Review the listing and copy each line that holds the word "name".

┄┄┄┄┄┄┄┄┄┄

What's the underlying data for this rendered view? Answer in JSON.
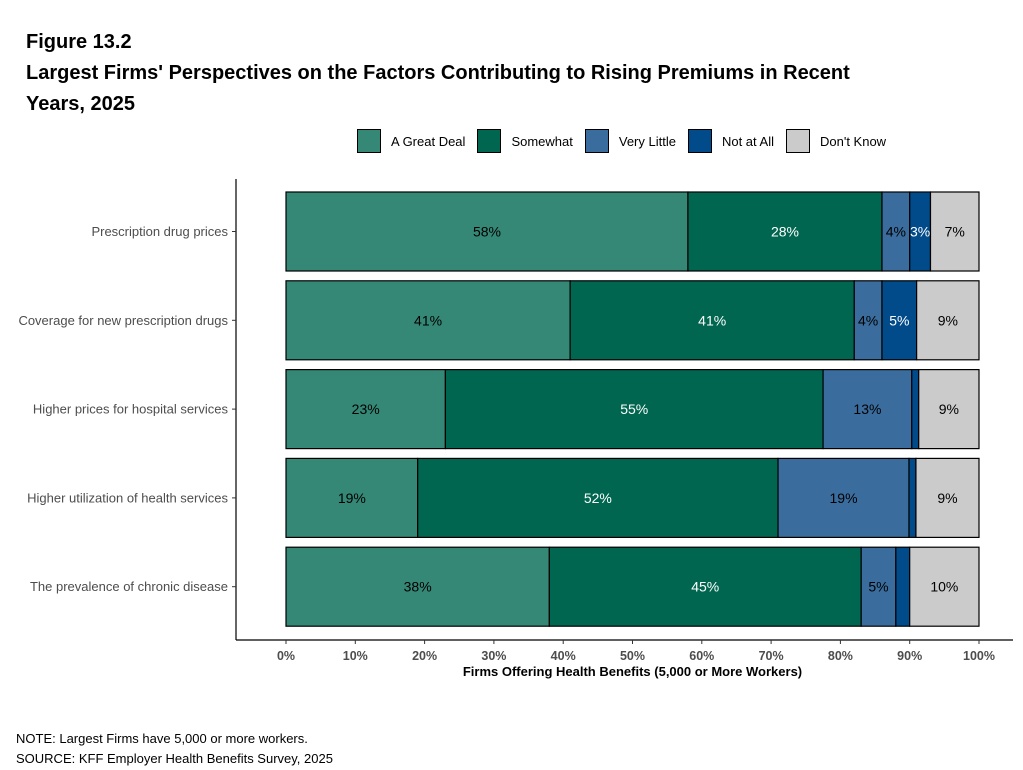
{
  "title": {
    "line1": "Figure 13.2",
    "line2": "Largest Firms' Perspectives on the Factors Contributing to Rising Premiums in Recent",
    "line3": "Years, 2025"
  },
  "notes": {
    "note": "NOTE: Largest Firms have 5,000 or more workers.",
    "source": "SOURCE: KFF Employer Health Benefits Survey, 2025"
  },
  "chart_data": {
    "type": "bar",
    "orientation": "horizontal",
    "stacked": true,
    "xlabel": "Firms Offering Health Benefits (5,000 or More Workers)",
    "xlim": [
      0,
      100
    ],
    "x_ticks": [
      "0%",
      "10%",
      "20%",
      "30%",
      "40%",
      "50%",
      "60%",
      "70%",
      "80%",
      "90%",
      "100%"
    ],
    "legend_position": "top",
    "categories": [
      "Prescription drug prices",
      "Coverage for new prescription drugs",
      "Higher prices for hospital services",
      "Higher utilization of health services",
      "The prevalence of chronic disease"
    ],
    "series": [
      {
        "name": "A Great Deal",
        "color": "#358776",
        "label_color": "#000000",
        "values": [
          58,
          41,
          23,
          19,
          38
        ],
        "labels": [
          "58%",
          "41%",
          "23%",
          "19%",
          "38%"
        ]
      },
      {
        "name": "Somewhat",
        "color": "#006650",
        "label_color": "#ffffff",
        "values": [
          28,
          41,
          54.5,
          52,
          45
        ],
        "labels": [
          "28%",
          "41%",
          "55%",
          "52%",
          "45%"
        ]
      },
      {
        "name": "Very Little",
        "color": "#3a6d9e",
        "label_color": "#000000",
        "values": [
          4,
          4,
          12.8,
          18.9,
          5
        ],
        "labels": [
          "4%",
          "4%",
          "13%",
          "19%",
          "5%"
        ]
      },
      {
        "name": "Not at All",
        "color": "#014b8a",
        "label_color": "#ffffff",
        "values": [
          3,
          5,
          1,
          1,
          2
        ],
        "labels": [
          "3%",
          "5%",
          "",
          "",
          ""
        ]
      },
      {
        "name": "Don't Know",
        "color": "#cbcbcb",
        "label_color": "#000000",
        "values": [
          7,
          9,
          8.7,
          9.1,
          10
        ],
        "labels": [
          "7%",
          "9%",
          "9%",
          "9%",
          "10%"
        ]
      }
    ]
  }
}
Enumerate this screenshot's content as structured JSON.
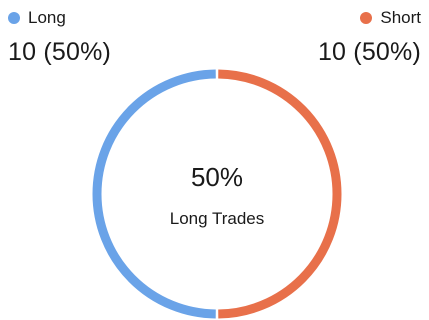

┄┄┄┄┄┄┄┄┄┄

### SOLUTION
        "name": "A Great Deal",
        "name": "Somewhat",
        "name": "Very Little",
        "name": "Not at All",
        "name": "Don't Know",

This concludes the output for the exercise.